[Stored entries]
--------------------------------------------------

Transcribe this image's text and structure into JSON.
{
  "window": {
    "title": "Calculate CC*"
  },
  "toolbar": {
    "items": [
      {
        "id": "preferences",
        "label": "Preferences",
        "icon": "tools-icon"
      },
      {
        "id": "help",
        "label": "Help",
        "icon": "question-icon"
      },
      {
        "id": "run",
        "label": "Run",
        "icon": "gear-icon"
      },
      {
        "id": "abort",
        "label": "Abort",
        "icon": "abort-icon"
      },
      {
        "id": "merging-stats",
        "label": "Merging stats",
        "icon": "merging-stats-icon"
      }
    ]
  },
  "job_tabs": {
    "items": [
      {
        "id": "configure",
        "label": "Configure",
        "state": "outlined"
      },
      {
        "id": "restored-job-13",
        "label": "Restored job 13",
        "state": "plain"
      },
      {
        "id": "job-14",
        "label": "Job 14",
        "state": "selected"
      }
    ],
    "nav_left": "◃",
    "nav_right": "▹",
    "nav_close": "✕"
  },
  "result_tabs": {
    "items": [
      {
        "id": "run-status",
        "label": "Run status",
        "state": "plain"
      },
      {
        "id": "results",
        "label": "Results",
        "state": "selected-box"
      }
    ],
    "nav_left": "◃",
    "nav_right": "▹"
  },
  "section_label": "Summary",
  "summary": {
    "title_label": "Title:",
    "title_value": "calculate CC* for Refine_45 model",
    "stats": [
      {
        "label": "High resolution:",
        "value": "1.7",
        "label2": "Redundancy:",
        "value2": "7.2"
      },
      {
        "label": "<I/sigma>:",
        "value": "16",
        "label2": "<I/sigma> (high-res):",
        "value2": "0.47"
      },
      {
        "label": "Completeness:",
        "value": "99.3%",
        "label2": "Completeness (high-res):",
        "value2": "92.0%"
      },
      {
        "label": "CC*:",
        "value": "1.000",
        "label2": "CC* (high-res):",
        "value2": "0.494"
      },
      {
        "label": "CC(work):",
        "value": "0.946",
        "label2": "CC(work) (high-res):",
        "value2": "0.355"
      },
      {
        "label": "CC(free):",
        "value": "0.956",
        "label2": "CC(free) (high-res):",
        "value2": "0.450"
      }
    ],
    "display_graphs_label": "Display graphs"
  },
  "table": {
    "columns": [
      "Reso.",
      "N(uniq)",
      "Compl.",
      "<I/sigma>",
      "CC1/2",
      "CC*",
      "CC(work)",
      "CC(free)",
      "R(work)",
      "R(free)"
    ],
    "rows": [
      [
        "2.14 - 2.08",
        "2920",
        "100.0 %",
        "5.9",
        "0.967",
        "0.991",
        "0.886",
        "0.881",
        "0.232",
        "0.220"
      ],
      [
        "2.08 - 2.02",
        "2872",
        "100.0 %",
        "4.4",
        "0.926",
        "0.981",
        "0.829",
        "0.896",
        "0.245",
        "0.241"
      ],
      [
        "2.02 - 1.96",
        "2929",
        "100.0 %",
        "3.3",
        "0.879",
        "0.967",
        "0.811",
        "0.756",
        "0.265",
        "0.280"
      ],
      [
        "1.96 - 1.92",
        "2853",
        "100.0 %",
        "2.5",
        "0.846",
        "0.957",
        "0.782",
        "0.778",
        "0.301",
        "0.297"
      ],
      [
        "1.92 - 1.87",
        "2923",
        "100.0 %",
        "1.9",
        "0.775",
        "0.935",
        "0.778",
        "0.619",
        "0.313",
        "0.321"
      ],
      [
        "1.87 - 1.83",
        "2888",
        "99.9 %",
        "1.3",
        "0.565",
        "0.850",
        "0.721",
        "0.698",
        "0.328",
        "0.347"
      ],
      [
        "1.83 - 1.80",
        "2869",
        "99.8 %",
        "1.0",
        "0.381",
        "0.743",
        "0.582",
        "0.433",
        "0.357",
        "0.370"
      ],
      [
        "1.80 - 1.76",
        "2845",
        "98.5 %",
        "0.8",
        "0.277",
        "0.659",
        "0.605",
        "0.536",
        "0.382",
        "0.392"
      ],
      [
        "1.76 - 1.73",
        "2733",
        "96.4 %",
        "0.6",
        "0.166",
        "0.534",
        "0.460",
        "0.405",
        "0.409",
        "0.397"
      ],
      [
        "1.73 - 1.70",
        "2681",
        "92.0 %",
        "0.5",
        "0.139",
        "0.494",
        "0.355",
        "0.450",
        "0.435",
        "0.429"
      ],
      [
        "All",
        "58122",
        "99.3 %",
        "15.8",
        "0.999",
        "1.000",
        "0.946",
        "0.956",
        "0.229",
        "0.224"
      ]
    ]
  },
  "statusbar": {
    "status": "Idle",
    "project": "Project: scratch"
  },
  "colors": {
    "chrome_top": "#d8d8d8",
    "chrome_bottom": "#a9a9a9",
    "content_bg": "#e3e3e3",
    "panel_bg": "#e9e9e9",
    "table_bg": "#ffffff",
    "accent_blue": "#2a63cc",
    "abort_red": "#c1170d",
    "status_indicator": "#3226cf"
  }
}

--------------------------------------------------

All of the entries need to be reproduced exactly; please write them out.

_Solution for this exercise_
Transcribe this image's text and structure into JSON.
{
  "window": {
    "title": "Calculate CC*"
  },
  "toolbar": {
    "items": [
      {
        "id": "preferences",
        "label": "Preferences",
        "icon": "tools-icon"
      },
      {
        "id": "help",
        "label": "Help",
        "icon": "question-icon"
      },
      {
        "id": "run",
        "label": "Run",
        "icon": "gear-icon"
      },
      {
        "id": "abort",
        "label": "Abort",
        "icon": "abort-icon"
      },
      {
        "id": "merging-stats",
        "label": "Merging stats",
        "icon": "merging-stats-icon"
      }
    ]
  },
  "job_tabs": {
    "items": [
      {
        "id": "configure",
        "label": "Configure",
        "state": "outlined"
      },
      {
        "id": "restored-job-13",
        "label": "Restored job 13",
        "state": "plain"
      },
      {
        "id": "job-14",
        "label": "Job 14",
        "state": "selected"
      }
    ],
    "nav_left": "◃",
    "nav_right": "▹",
    "nav_close": "✕"
  },
  "result_tabs": {
    "items": [
      {
        "id": "run-status",
        "label": "Run status",
        "state": "plain"
      },
      {
        "id": "results",
        "label": "Results",
        "state": "selected-box"
      }
    ],
    "nav_left": "◃",
    "nav_right": "▹"
  },
  "section_label": "Summary",
  "summary": {
    "title_label": "Title:",
    "title_value": "calculate CC* for Refine_45 model",
    "stats": [
      {
        "label": "High resolution:",
        "value": "1.7",
        "label2": "Redundancy:",
        "value2": "7.2"
      },
      {
        "label": "<I/sigma>:",
        "value": "16",
        "label2": "<I/sigma> (high-res):",
        "value2": "0.47"
      },
      {
        "label": "Completeness:",
        "value": "99.3%",
        "label2": "Completeness (high-res):",
        "value2": "92.0%"
      },
      {
        "label": "CC*:",
        "value": "1.000",
        "label2": "CC* (high-res):",
        "value2": "0.494"
      },
      {
        "label": "CC(work):",
        "value": "0.946",
        "label2": "CC(work) (high-res):",
        "value2": "0.355"
      },
      {
        "label": "CC(free):",
        "value": "0.956",
        "label2": "CC(free) (high-res):",
        "value2": "0.450"
      }
    ],
    "display_graphs_label": "Display graphs"
  },
  "table": {
    "columns": [
      "Reso.",
      "N(uniq)",
      "Compl.",
      "<I/sigma>",
      "CC1/2",
      "CC*",
      "CC(work)",
      "CC(free)",
      "R(work)",
      "R(free)"
    ],
    "rows": [
      [
        "2.14 - 2.08",
        "2920",
        "100.0 %",
        "5.9",
        "0.967",
        "0.991",
        "0.886",
        "0.881",
        "0.232",
        "0.220"
      ],
      [
        "2.08 - 2.02",
        "2872",
        "100.0 %",
        "4.4",
        "0.926",
        "0.981",
        "0.829",
        "0.896",
        "0.245",
        "0.241"
      ],
      [
        "2.02 - 1.96",
        "2929",
        "100.0 %",
        "3.3",
        "0.879",
        "0.967",
        "0.811",
        "0.756",
        "0.265",
        "0.280"
      ],
      [
        "1.96 - 1.92",
        "2853",
        "100.0 %",
        "2.5",
        "0.846",
        "0.957",
        "0.782",
        "0.778",
        "0.301",
        "0.297"
      ],
      [
        "1.92 - 1.87",
        "2923",
        "100.0 %",
        "1.9",
        "0.775",
        "0.935",
        "0.778",
        "0.619",
        "0.313",
        "0.321"
      ],
      [
        "1.87 - 1.83",
        "2888",
        "99.9 %",
        "1.3",
        "0.565",
        "0.850",
        "0.721",
        "0.698",
        "0.328",
        "0.347"
      ],
      [
        "1.83 - 1.80",
        "2869",
        "99.8 %",
        "1.0",
        "0.381",
        "0.743",
        "0.582",
        "0.433",
        "0.357",
        "0.370"
      ],
      [
        "1.80 - 1.76",
        "2845",
        "98.5 %",
        "0.8",
        "0.277",
        "0.659",
        "0.605",
        "0.536",
        "0.382",
        "0.392"
      ],
      [
        "1.76 - 1.73",
        "2733",
        "96.4 %",
        "0.6",
        "0.166",
        "0.534",
        "0.460",
        "0.405",
        "0.409",
        "0.397"
      ],
      [
        "1.73 - 1.70",
        "2681",
        "92.0 %",
        "0.5",
        "0.139",
        "0.494",
        "0.355",
        "0.450",
        "0.435",
        "0.429"
      ],
      [
        "All",
        "58122",
        "99.3 %",
        "15.8",
        "0.999",
        "1.000",
        "0.946",
        "0.956",
        "0.229",
        "0.224"
      ]
    ]
  },
  "statusbar": {
    "status": "Idle",
    "project": "Project: scratch"
  },
  "colors": {
    "chrome_top": "#d8d8d8",
    "chrome_bottom": "#a9a9a9",
    "content_bg": "#e3e3e3",
    "panel_bg": "#e9e9e9",
    "table_bg": "#ffffff",
    "accent_blue": "#2a63cc",
    "abort_red": "#c1170d",
    "status_indicator": "#3226cf"
  }
}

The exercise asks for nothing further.